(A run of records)
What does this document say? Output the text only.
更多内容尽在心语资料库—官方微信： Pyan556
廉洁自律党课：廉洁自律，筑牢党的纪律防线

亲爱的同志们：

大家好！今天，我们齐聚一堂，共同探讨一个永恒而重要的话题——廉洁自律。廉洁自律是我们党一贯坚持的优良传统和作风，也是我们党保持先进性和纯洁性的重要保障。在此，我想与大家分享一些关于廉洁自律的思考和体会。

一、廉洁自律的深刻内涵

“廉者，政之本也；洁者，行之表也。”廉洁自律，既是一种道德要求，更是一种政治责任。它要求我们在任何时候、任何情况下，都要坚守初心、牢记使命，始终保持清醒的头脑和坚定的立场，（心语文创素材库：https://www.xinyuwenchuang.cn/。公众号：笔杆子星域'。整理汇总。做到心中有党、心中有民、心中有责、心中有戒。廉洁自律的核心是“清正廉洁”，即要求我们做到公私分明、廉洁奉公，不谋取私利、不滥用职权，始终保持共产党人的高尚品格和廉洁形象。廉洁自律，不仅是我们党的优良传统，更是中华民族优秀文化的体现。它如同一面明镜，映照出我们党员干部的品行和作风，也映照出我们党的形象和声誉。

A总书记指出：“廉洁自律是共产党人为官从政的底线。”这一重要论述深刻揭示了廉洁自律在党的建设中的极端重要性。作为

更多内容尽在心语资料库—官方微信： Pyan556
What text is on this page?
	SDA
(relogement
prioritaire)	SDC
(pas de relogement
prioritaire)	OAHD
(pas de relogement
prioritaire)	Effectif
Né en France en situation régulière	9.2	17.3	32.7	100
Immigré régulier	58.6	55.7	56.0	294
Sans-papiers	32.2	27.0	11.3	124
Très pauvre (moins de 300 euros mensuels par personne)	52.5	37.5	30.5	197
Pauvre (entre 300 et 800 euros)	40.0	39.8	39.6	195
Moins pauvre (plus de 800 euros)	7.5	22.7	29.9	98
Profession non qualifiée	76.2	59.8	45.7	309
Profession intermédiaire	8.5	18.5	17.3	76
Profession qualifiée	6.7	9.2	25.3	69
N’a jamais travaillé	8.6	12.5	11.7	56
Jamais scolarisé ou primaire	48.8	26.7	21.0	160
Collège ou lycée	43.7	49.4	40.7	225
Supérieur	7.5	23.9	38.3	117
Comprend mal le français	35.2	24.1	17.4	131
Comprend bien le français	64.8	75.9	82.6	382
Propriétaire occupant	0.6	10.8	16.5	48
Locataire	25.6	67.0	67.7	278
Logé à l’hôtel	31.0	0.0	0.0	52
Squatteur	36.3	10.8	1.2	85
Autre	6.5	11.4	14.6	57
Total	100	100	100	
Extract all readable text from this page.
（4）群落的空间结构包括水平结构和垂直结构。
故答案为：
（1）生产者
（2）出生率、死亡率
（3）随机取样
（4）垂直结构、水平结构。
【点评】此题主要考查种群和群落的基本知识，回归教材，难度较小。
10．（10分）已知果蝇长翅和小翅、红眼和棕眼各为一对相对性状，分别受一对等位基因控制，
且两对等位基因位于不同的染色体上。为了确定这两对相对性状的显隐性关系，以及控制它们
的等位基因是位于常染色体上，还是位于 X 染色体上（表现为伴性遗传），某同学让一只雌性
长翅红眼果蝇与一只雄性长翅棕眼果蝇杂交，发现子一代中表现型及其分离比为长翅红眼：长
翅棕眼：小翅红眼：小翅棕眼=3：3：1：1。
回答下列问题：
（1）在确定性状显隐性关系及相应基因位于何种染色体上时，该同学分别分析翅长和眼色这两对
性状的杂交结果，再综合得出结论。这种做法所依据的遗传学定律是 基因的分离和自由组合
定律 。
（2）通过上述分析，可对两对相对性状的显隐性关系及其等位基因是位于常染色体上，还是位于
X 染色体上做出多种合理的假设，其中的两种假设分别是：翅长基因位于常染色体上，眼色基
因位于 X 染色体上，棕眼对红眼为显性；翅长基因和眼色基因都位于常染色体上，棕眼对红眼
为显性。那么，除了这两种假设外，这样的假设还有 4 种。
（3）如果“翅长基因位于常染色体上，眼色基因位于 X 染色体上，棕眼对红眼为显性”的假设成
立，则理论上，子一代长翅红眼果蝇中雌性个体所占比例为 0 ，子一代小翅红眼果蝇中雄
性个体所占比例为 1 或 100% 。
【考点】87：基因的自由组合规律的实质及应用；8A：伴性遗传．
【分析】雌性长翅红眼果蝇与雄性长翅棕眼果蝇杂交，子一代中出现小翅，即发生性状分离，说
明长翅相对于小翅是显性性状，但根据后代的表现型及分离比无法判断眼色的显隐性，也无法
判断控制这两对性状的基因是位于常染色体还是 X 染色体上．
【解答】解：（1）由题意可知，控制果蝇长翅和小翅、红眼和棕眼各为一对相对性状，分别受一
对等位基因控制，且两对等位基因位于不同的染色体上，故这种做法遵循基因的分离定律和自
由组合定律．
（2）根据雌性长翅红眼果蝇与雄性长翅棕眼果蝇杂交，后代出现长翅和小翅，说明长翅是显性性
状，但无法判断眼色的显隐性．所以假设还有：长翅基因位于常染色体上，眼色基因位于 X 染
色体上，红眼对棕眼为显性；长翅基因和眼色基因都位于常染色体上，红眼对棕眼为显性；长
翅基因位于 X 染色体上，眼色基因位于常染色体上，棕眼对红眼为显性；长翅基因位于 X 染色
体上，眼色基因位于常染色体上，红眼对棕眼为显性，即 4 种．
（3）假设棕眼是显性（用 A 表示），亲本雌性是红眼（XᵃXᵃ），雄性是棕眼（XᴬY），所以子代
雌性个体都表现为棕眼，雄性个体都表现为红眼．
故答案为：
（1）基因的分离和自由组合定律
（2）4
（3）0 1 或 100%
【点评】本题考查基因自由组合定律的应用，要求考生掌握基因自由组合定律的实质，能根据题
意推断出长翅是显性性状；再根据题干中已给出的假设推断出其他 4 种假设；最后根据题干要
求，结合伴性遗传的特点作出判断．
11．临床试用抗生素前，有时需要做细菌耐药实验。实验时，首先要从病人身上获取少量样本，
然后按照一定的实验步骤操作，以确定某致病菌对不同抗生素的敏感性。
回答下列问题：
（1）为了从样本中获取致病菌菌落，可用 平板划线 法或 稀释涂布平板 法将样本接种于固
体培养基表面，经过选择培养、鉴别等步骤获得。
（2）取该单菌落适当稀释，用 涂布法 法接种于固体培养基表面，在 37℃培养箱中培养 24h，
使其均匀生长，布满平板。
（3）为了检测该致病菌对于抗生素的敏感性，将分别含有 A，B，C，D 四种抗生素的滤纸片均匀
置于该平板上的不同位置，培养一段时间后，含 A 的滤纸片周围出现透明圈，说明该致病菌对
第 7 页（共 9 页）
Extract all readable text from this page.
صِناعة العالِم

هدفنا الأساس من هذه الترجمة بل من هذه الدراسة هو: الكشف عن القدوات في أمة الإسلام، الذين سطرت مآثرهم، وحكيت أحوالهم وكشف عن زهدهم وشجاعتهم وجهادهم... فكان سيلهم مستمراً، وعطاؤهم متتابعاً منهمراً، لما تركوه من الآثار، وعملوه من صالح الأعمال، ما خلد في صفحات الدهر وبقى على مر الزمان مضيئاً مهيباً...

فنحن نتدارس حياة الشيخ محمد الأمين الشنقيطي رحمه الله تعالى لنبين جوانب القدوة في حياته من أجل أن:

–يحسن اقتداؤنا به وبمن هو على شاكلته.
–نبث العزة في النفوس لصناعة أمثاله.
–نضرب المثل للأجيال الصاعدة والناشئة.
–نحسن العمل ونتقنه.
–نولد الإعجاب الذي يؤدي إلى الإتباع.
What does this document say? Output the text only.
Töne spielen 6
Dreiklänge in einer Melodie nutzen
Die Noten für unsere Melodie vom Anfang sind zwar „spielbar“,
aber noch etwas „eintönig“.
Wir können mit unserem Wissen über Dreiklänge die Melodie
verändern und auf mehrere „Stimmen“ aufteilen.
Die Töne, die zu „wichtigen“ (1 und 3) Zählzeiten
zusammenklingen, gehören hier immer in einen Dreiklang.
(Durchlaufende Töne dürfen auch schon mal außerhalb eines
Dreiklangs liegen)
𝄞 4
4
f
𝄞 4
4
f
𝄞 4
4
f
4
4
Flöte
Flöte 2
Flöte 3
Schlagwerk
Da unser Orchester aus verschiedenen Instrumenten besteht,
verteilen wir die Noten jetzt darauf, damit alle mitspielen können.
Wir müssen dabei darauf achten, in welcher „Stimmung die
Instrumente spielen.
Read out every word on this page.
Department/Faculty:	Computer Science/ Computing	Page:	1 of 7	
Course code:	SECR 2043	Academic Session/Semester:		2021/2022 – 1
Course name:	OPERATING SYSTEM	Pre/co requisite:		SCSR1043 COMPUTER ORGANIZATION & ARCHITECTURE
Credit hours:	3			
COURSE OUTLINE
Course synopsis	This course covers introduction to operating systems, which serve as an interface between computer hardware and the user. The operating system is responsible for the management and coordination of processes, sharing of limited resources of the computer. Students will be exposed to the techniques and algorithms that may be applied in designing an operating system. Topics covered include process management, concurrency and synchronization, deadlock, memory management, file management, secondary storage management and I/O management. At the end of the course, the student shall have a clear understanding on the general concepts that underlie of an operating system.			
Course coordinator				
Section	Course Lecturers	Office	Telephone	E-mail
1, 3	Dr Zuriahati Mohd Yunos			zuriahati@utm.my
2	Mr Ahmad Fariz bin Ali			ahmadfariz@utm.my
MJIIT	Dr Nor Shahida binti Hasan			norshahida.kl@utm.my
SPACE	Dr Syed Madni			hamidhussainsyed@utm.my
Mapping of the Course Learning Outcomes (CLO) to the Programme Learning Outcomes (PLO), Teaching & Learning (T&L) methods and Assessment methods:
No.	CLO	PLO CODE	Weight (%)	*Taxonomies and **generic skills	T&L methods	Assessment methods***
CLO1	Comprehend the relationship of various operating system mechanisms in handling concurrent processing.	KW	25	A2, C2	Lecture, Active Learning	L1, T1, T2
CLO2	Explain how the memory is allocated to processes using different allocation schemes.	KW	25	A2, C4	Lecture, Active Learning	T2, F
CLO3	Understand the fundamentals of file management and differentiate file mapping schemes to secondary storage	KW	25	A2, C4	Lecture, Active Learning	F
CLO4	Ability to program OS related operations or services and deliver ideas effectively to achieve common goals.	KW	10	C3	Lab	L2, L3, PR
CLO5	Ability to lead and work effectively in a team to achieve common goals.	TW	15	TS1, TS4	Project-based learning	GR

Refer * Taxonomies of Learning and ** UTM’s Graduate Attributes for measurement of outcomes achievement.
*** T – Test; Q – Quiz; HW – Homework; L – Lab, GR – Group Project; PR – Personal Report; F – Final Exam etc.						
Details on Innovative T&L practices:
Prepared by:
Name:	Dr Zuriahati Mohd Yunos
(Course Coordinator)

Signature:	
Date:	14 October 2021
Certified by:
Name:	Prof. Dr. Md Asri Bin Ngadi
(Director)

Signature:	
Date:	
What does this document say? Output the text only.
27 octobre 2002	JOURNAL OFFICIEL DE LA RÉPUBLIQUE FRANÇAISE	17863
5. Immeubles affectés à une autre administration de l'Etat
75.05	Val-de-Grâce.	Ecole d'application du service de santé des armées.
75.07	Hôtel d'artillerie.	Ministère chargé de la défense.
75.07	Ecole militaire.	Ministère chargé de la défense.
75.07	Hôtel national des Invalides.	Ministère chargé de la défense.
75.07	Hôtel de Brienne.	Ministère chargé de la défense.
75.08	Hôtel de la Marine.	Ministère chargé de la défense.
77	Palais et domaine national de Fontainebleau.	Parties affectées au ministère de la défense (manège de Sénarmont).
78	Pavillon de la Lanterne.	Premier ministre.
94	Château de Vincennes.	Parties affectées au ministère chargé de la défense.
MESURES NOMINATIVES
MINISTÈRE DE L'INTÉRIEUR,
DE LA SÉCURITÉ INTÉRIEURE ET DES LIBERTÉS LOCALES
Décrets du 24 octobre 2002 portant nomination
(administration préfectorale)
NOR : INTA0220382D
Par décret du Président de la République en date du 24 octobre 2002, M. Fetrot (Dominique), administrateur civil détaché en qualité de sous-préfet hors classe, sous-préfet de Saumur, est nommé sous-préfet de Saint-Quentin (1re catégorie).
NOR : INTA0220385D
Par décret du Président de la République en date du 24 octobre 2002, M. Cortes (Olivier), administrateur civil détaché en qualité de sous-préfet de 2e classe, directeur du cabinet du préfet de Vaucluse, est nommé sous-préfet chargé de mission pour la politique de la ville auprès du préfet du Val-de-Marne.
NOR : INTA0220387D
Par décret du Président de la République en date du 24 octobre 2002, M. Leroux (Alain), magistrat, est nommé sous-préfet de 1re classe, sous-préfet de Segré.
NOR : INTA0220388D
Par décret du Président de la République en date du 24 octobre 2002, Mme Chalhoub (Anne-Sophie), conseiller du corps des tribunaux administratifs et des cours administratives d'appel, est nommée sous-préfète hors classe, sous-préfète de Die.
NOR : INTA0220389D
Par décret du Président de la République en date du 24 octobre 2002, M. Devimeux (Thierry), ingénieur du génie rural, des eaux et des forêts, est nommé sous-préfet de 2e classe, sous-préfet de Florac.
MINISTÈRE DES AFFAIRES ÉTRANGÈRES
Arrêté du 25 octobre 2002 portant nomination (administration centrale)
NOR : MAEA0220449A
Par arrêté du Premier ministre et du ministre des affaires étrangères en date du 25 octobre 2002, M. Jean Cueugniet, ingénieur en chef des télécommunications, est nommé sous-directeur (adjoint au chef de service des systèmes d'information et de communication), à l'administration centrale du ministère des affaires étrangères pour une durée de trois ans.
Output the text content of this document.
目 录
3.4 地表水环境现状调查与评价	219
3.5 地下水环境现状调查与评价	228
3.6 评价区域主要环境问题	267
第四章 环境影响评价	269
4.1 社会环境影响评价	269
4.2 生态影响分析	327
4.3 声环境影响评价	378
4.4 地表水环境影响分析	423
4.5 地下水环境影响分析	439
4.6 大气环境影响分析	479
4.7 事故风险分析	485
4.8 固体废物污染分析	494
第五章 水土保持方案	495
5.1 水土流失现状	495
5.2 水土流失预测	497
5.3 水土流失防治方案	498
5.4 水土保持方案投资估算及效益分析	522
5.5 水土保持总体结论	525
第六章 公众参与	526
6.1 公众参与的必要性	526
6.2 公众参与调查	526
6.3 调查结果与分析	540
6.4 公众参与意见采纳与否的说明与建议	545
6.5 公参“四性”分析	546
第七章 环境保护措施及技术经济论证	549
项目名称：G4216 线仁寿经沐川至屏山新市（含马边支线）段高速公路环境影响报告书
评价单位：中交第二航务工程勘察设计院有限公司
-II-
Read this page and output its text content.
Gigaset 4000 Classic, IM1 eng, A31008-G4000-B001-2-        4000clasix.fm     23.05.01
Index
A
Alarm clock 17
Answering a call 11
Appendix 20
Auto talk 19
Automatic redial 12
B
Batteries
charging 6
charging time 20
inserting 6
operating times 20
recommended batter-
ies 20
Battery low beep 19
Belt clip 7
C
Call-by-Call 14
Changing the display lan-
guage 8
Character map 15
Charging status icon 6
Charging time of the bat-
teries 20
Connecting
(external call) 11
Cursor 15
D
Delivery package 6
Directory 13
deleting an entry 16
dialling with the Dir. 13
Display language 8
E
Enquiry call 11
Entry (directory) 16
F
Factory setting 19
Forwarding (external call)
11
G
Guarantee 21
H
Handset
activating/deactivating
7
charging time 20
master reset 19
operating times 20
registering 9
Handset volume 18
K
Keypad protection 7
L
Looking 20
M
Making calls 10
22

- What to do
From the listing above, collect each line in which the string "Comprend" appears.

- Solution to this problem
Comprend mal le français	35.2	24.1	17.4	131
Comprend bien le français	64.8	75.9	82.6	382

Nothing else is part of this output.